_DATA PROVIDED:_

:::

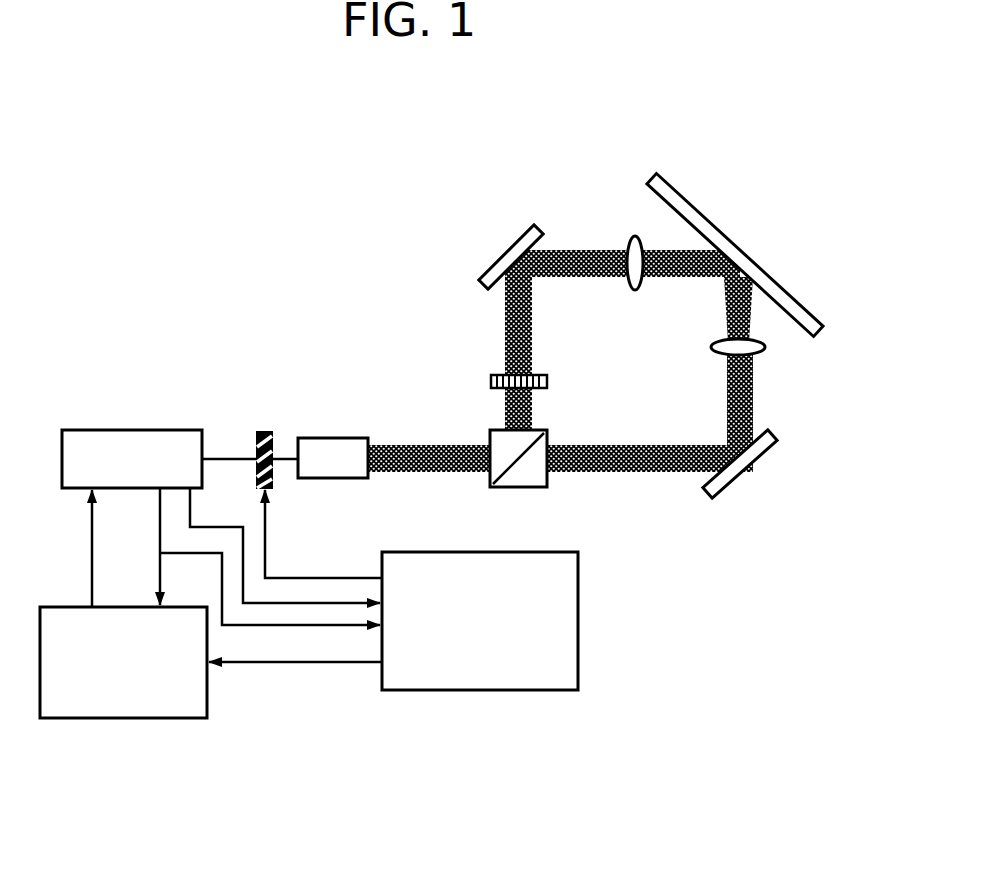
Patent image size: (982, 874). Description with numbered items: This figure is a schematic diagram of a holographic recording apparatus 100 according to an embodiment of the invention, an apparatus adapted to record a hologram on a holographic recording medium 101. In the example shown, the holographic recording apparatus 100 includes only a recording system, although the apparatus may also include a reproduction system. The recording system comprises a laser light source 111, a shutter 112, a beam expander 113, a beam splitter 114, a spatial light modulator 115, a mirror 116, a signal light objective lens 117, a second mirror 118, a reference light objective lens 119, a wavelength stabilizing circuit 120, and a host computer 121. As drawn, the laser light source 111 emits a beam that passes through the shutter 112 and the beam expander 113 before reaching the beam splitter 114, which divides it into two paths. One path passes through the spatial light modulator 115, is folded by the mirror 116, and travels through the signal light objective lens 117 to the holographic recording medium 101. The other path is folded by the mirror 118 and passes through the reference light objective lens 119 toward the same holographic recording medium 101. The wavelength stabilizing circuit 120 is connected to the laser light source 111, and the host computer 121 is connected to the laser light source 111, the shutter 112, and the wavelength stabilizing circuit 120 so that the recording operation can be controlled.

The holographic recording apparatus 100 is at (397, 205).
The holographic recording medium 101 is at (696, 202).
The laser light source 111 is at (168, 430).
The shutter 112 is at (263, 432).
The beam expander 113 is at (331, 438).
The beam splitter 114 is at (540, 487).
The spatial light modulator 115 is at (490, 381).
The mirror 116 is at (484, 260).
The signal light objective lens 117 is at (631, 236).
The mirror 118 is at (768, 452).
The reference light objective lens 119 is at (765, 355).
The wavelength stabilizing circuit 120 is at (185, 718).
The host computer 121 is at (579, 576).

:::

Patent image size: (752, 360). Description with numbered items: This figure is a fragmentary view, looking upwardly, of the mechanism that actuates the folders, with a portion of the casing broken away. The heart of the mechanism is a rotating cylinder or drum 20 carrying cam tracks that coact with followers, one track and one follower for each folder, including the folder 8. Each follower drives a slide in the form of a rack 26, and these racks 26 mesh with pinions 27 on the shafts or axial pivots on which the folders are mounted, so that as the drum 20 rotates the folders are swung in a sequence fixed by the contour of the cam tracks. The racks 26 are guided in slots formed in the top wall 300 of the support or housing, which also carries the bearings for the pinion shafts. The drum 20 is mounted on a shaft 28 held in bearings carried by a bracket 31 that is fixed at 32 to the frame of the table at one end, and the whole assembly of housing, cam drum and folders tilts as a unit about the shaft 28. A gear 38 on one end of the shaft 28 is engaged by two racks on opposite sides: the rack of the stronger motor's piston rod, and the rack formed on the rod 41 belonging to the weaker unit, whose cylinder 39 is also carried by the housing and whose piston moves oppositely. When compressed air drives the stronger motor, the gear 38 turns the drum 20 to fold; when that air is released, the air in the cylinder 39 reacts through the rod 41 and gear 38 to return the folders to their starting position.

:::

_THE REQUEST:_
Please rewrite the rows starting at the one containing "Patent image size: (982, 874)." and ending at the one containing "The mirror 118 is at (768, 452).", replacing "schematic diagram" with "schematic drawing" and leaving all else unchanged.

_RESPONSE FOR THIS EXERCISE:_
Patent image size: (982, 874). Description with numbered items: This figure is a schematic drawing of a holographic recording apparatus 100 according to an embodiment of the invention, an apparatus adapted to record a hologram on a holographic recording medium 101. In the example shown, the holographic recording apparatus 100 includes only a recording system, although the apparatus may also include a reproduction system. The recording system comprises a laser light source 111, a shutter 112, a beam expander 113, a beam splitter 114, a spatial light modulator 115, a mirror 116, a signal light objective lens 117, a second mirror 118, a reference light objective lens 119, a wavelength stabilizing circuit 120, and a host computer 121. As drawn, the laser light source 111 emits a beam that passes through the shutter 112 and the beam expander 113 before reaching the beam splitter 114, which divides it into two paths. One path passes through the spatial light modulator 115, is folded by the mirror 116, and travels through the signal light objective lens 117 to the holographic recording medium 101. The other path is folded by the mirror 118 and passes through the reference light objective lens 119 toward the same holographic recording medium 101. The wavelength stabilizing circuit 120 is connected to the laser light source 111, and the host computer 121 is connected to the laser light source 111, the shutter 112, and the wavelength stabilizing circuit 120 so that the recording operation can be controlled.

The holographic recording apparatus 100 is at (397, 205).
The holographic recording medium 101 is at (696, 202).
The laser light source 111 is at (168, 430).
The shutter 112 is at (263, 432).
The beam expander 113 is at (331, 438).
The beam splitter 114 is at (540, 487).
The spatial light modulator 115 is at (490, 381).
The mirror 116 is at (484, 260).
The signal light objective lens 117 is at (631, 236).
The mirror 118 is at (768, 452).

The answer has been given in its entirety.